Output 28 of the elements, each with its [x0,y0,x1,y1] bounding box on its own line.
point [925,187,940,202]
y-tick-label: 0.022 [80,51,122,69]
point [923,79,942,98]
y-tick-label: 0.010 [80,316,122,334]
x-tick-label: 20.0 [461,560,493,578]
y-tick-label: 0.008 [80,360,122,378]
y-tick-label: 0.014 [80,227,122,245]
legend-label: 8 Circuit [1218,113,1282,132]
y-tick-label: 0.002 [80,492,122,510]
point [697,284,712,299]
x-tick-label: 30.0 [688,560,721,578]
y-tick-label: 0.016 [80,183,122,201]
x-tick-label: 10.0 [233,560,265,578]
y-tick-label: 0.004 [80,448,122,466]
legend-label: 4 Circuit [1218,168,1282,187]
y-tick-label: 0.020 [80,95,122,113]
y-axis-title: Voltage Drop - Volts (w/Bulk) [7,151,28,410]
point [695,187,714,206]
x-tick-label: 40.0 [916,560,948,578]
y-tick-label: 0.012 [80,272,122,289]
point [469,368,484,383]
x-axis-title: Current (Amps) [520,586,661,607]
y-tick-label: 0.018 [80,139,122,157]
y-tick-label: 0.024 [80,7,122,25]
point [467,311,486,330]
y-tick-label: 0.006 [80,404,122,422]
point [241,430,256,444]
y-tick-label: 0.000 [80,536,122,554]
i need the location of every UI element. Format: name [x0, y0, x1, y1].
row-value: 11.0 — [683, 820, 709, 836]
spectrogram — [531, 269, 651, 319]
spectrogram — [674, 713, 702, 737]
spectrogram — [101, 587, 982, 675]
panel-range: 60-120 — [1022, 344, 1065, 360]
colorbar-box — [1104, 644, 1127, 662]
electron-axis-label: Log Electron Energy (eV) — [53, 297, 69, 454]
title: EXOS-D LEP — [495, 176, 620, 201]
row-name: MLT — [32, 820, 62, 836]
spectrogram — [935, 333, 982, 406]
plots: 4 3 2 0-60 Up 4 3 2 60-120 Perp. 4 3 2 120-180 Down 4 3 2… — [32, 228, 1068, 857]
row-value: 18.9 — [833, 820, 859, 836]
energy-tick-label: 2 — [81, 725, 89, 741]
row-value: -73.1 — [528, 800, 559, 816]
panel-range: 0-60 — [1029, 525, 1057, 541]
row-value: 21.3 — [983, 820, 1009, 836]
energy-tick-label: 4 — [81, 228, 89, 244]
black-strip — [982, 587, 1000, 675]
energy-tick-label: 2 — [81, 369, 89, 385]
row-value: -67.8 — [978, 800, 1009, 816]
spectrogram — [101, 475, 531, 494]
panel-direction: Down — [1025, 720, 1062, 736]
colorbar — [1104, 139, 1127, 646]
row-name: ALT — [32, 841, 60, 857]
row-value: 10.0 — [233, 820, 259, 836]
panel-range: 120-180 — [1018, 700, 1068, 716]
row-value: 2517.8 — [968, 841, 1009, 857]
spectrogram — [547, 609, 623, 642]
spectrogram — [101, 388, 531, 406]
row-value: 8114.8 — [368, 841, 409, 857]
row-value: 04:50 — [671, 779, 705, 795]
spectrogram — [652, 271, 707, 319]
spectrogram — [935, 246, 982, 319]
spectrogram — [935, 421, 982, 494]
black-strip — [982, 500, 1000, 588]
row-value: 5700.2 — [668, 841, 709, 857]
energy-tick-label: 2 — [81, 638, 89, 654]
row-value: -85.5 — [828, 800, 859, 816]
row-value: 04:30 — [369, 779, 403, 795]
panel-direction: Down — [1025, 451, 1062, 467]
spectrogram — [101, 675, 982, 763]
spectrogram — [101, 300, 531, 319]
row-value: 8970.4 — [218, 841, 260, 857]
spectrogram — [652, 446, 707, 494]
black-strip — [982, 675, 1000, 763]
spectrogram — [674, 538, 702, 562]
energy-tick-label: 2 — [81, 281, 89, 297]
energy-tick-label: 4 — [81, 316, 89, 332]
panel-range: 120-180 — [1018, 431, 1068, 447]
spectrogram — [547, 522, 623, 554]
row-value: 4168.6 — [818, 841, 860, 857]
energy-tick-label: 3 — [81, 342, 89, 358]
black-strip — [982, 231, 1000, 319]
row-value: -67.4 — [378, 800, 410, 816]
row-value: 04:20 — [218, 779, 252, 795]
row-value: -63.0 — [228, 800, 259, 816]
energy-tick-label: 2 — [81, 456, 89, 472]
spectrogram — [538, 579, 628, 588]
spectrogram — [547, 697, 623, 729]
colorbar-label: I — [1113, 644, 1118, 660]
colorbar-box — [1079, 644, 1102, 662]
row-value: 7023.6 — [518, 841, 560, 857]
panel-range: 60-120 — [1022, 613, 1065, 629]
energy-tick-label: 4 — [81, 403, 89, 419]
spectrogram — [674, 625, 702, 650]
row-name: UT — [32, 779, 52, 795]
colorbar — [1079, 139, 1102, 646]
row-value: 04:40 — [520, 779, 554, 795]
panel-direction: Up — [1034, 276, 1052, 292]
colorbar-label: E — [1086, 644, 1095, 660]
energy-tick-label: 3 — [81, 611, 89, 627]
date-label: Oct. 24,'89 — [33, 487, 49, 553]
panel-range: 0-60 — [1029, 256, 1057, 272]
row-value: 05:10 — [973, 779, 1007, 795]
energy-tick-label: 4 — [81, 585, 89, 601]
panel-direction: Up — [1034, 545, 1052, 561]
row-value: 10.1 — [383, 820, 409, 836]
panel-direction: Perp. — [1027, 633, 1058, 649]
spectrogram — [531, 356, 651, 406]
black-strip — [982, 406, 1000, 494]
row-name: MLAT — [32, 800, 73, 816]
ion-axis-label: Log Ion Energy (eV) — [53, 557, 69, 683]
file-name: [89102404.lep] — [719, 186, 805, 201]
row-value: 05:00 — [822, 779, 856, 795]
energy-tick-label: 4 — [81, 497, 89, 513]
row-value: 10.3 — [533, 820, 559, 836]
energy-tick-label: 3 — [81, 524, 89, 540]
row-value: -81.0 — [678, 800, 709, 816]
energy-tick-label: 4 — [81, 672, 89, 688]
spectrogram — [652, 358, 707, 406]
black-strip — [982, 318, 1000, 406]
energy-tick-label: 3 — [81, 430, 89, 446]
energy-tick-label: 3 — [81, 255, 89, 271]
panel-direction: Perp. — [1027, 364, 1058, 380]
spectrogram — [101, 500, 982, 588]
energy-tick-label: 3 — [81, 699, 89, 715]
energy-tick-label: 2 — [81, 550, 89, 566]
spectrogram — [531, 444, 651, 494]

## What you need to do:
Copy out every line of the entries above exactly as they appear, with no changes.

## Written solution:
Output 28 of the elements, each with its [x0,y0,x1,y1] bounding box on its own line.
point [925,187,940,202]
y-tick-label: 0.022 [80,51,122,69]
point [923,79,942,98]
y-tick-label: 0.010 [80,316,122,334]
x-tick-label: 20.0 [461,560,493,578]
y-tick-label: 0.008 [80,360,122,378]
y-tick-label: 0.014 [80,227,122,245]
legend-label: 8 Circuit [1218,113,1282,132]
y-tick-label: 0.002 [80,492,122,510]
point [697,284,712,299]
x-tick-label: 30.0 [688,560,721,578]
y-tick-label: 0.016 [80,183,122,201]
x-tick-label: 10.0 [233,560,265,578]
y-tick-label: 0.004 [80,448,122,466]
legend-label: 4 Circuit [1218,168,1282,187]
y-tick-label: 0.020 [80,95,122,113]
y-axis-title: Voltage Drop - Volts (w/Bulk) [7,151,28,410]
point [695,187,714,206]
x-tick-label: 40.0 [916,560,948,578]
y-tick-label: 0.012 [80,272,122,289]
point [469,368,484,383]
x-axis-title: Current (Amps) [520,586,661,607]
y-tick-label: 0.018 [80,139,122,157]
y-tick-label: 0.024 [80,7,122,25]
point [467,311,486,330]
y-tick-label: 0.006 [80,404,122,422]
point [241,430,256,444]
y-tick-label: 0.000 [80,536,122,554]
i need the location of every UI element. Format: name [x0, y0, x1, y1].
row-value: 11.0 — [683, 820, 709, 836]
spectrogram — [531, 269, 651, 319]
spectrogram — [674, 713, 702, 737]
spectrogram — [101, 587, 982, 675]
panel-range: 60-120 — [1022, 344, 1065, 360]
colorbar-box — [1104, 644, 1127, 662]
electron-axis-label: Log Electron Energy (eV) — [53, 297, 69, 454]
title: EXOS-D LEP — [495, 176, 620, 201]
row-name: MLT — [32, 820, 62, 836]
spectrogram — [935, 333, 982, 406]
plots: 4 3 2 0-60 Up 4 3 2 60-120 Perp. 4 3 2 120-180 Down 4 3 2… — [32, 228, 1068, 857]
row-value: 18.9 — [833, 820, 859, 836]
energy-tick-label: 2 — [81, 725, 89, 741]
row-value: -73.1 — [528, 800, 559, 816]
panel-range: 0-60 — [1029, 525, 1057, 541]
row-value: 21.3 — [983, 820, 1009, 836]
energy-tick-label: 4 — [81, 228, 89, 244]
black-strip — [982, 587, 1000, 675]
energy-tick-label: 2 — [81, 369, 89, 385]
row-value: -67.8 — [978, 800, 1009, 816]
spectrogram — [101, 475, 531, 494]
panel-direction: Down — [1025, 720, 1062, 736]
colorbar — [1104, 139, 1127, 646]
row-name: ALT — [32, 841, 60, 857]
row-value: 10.0 — [233, 820, 259, 836]
panel-range: 120-180 — [1018, 700, 1068, 716]
row-value: 2517.8 — [968, 841, 1009, 857]
spectrogram — [547, 609, 623, 642]
spectrogram — [101, 388, 531, 406]
row-value: 8114.8 — [368, 841, 409, 857]
row-value: 04:50 — [671, 779, 705, 795]
spectrogram — [652, 271, 707, 319]
spectrogram — [935, 246, 982, 319]
spectrogram — [935, 421, 982, 494]
black-strip — [982, 500, 1000, 588]
row-value: 5700.2 — [668, 841, 709, 857]
energy-tick-label: 2 — [81, 638, 89, 654]
row-value: -85.5 — [828, 800, 859, 816]
row-value: 04:30 — [369, 779, 403, 795]
panel-direction: Down — [1025, 451, 1062, 467]
spectrogram — [101, 675, 982, 763]
spectrogram — [101, 300, 531, 319]
row-value: 8970.4 — [218, 841, 260, 857]
spectrogram — [652, 446, 707, 494]
black-strip — [982, 675, 1000, 763]
spectrogram — [674, 538, 702, 562]
energy-tick-label: 2 — [81, 281, 89, 297]
energy-tick-label: 4 — [81, 316, 89, 332]
panel-range: 120-180 — [1018, 431, 1068, 447]
spectrogram — [547, 522, 623, 554]
row-value: 4168.6 — [818, 841, 860, 857]
energy-tick-label: 3 — [81, 342, 89, 358]
black-strip — [982, 231, 1000, 319]
row-value: -67.4 — [378, 800, 410, 816]
row-value: 04:20 — [218, 779, 252, 795]
row-value: -63.0 — [228, 800, 259, 816]
energy-tick-label: 2 — [81, 456, 89, 472]
spectrogram — [538, 579, 628, 588]
spectrogram — [547, 697, 623, 729]
colorbar-label: I — [1113, 644, 1118, 660]
colorbar-box — [1079, 644, 1102, 662]
row-value: 7023.6 — [518, 841, 560, 857]
panel-range: 60-120 — [1022, 613, 1065, 629]
energy-tick-label: 4 — [81, 403, 89, 419]
spectrogram — [674, 625, 702, 650]
row-name: UT — [32, 779, 52, 795]
colorbar — [1079, 139, 1102, 646]
row-value: 04:40 — [520, 779, 554, 795]
panel-direction: Up — [1034, 276, 1052, 292]
colorbar-label: E — [1086, 644, 1095, 660]
energy-tick-label: 3 — [81, 611, 89, 627]
date-label: Oct. 24,'89 — [33, 487, 49, 553]
panel-range: 0-60 — [1029, 256, 1057, 272]
row-value: 05:10 — [973, 779, 1007, 795]
energy-tick-label: 4 — [81, 585, 89, 601]
panel-direction: Up — [1034, 545, 1052, 561]
row-value: 10.1 — [383, 820, 409, 836]
panel-direction: Perp. — [1027, 633, 1058, 649]
spectrogram — [531, 356, 651, 406]
black-strip — [982, 406, 1000, 494]
row-name: MLAT — [32, 800, 73, 816]
ion-axis-label: Log Ion Energy (eV) — [53, 557, 69, 683]
file-name: [89102404.lep] — [719, 186, 805, 201]
row-value: 05:00 — [822, 779, 856, 795]
energy-tick-label: 4 — [81, 497, 89, 513]
row-value: 10.3 — [533, 820, 559, 836]
energy-tick-label: 3 — [81, 524, 89, 540]
row-value: -81.0 — [678, 800, 709, 816]
energy-tick-label: 4 — [81, 672, 89, 688]
spectrogram — [652, 358, 707, 406]
black-strip — [982, 318, 1000, 406]
energy-tick-label: 3 — [81, 430, 89, 446]
energy-tick-label: 3 — [81, 255, 89, 271]
panel-direction: Perp. — [1027, 364, 1058, 380]
spectrogram — [101, 500, 982, 588]
energy-tick-label: 3 — [81, 699, 89, 715]
energy-tick-label: 2 — [81, 550, 89, 566]
spectrogram — [531, 444, 651, 494]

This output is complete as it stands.